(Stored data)

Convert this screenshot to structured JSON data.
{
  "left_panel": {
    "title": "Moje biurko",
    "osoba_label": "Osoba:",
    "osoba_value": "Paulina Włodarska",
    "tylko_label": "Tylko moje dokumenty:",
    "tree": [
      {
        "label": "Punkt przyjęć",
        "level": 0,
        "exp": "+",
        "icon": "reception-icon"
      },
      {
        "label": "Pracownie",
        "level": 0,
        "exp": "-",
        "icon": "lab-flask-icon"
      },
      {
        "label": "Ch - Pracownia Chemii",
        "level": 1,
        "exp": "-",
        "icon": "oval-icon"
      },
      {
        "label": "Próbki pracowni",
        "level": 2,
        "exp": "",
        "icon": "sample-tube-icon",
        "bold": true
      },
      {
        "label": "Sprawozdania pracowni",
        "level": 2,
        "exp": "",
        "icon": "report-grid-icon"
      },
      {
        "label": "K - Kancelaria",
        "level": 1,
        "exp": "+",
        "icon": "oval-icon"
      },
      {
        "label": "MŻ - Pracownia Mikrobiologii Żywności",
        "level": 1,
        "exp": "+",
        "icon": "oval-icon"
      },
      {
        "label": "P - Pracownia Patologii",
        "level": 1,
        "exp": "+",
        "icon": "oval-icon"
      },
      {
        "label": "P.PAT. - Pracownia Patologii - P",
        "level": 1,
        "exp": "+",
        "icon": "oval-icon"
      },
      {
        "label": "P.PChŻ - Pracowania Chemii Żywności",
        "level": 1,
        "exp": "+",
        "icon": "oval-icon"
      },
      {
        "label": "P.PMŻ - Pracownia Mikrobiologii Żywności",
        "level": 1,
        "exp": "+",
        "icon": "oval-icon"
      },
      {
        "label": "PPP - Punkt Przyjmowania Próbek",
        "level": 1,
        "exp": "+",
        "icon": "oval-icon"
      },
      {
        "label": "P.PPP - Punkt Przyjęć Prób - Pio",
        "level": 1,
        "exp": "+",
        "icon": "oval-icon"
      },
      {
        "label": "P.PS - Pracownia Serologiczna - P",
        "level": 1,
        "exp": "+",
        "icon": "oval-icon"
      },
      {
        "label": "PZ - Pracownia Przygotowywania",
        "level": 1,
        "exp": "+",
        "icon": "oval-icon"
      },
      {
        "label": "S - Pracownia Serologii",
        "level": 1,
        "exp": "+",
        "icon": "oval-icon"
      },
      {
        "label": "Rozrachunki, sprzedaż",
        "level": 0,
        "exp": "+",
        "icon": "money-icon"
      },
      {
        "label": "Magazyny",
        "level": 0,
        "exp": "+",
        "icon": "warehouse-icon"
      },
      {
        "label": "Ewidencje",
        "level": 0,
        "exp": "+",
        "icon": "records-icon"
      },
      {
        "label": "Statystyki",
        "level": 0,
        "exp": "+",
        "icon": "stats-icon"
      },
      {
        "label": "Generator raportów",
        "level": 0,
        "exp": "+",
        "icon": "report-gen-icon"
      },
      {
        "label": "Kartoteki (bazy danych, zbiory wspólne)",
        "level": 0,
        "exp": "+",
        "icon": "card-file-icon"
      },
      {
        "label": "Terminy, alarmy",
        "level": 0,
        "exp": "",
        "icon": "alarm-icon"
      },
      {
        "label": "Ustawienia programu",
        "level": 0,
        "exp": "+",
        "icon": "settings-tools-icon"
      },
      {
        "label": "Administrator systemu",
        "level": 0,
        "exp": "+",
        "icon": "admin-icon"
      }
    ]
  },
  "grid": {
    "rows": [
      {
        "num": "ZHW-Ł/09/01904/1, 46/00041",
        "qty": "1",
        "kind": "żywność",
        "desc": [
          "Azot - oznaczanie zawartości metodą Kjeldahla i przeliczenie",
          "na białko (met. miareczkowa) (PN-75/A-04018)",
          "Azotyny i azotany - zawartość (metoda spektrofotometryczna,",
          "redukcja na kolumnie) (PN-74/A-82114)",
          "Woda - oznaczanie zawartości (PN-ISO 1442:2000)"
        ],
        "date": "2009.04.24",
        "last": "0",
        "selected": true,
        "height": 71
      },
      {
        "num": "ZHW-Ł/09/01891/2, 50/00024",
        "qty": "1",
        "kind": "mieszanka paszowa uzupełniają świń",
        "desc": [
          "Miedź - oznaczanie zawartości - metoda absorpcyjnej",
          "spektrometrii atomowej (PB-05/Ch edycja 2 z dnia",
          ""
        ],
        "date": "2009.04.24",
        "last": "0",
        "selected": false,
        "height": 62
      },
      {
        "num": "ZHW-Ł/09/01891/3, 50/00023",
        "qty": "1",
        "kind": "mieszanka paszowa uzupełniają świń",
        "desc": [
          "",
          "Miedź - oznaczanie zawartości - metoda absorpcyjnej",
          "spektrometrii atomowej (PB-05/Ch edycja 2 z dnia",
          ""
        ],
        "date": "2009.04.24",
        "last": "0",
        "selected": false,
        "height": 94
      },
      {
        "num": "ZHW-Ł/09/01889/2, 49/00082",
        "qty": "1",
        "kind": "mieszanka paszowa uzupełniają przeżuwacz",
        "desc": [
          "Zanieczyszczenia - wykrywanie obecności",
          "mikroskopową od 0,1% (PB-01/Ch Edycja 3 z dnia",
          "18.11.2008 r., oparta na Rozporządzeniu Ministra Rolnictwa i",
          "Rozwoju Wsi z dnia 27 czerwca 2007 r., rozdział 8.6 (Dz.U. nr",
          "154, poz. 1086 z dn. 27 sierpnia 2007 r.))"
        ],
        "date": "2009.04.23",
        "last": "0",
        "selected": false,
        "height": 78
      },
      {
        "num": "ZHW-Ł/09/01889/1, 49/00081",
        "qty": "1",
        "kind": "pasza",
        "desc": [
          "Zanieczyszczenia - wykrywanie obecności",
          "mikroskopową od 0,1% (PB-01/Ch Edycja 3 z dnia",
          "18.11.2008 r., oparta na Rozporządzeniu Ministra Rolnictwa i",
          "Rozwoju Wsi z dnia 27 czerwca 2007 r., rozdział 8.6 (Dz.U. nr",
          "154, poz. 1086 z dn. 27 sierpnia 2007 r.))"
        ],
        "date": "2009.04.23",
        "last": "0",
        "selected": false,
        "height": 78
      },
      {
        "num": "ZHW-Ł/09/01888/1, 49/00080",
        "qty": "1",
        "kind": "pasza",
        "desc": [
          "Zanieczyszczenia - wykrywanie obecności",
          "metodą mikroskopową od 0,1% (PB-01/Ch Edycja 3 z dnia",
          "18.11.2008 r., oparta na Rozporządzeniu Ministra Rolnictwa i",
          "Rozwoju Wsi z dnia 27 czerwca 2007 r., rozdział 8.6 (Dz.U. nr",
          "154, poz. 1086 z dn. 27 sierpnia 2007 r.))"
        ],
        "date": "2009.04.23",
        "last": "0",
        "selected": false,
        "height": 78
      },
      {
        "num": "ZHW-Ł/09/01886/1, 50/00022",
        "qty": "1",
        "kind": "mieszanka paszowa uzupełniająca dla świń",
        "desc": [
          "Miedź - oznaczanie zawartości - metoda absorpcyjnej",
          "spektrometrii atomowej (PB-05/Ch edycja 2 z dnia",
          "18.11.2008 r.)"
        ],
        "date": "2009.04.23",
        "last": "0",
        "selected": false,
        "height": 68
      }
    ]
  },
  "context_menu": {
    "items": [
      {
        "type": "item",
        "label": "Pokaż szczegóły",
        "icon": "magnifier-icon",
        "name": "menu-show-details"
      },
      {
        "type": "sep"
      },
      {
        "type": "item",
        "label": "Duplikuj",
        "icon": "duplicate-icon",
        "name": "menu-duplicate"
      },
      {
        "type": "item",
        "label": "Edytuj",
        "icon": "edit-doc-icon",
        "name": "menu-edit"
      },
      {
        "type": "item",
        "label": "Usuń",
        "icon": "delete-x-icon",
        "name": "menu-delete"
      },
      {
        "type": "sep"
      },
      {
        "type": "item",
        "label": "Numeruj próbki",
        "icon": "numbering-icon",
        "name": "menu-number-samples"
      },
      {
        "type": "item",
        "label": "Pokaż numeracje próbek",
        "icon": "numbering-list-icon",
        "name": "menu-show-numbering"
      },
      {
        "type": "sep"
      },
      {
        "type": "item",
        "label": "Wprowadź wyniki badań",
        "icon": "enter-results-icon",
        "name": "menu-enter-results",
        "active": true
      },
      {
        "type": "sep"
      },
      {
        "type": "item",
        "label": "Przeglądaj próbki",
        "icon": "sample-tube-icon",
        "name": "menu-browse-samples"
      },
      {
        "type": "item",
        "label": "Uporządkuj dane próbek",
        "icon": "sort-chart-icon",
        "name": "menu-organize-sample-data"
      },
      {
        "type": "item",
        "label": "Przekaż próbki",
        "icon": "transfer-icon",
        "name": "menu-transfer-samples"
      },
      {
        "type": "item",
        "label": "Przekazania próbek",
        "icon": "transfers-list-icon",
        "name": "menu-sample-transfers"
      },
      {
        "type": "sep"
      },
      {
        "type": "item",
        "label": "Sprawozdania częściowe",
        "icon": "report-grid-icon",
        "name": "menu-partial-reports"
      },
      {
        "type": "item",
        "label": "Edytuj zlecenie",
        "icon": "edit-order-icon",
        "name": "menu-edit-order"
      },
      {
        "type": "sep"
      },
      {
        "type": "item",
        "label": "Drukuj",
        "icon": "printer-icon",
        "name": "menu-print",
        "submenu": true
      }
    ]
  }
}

Directions:
All lines above with "list" in them should be returned.

Exercise solution:
        "icon": "numbering-list-icon",
        "icon": "transfers-list-icon",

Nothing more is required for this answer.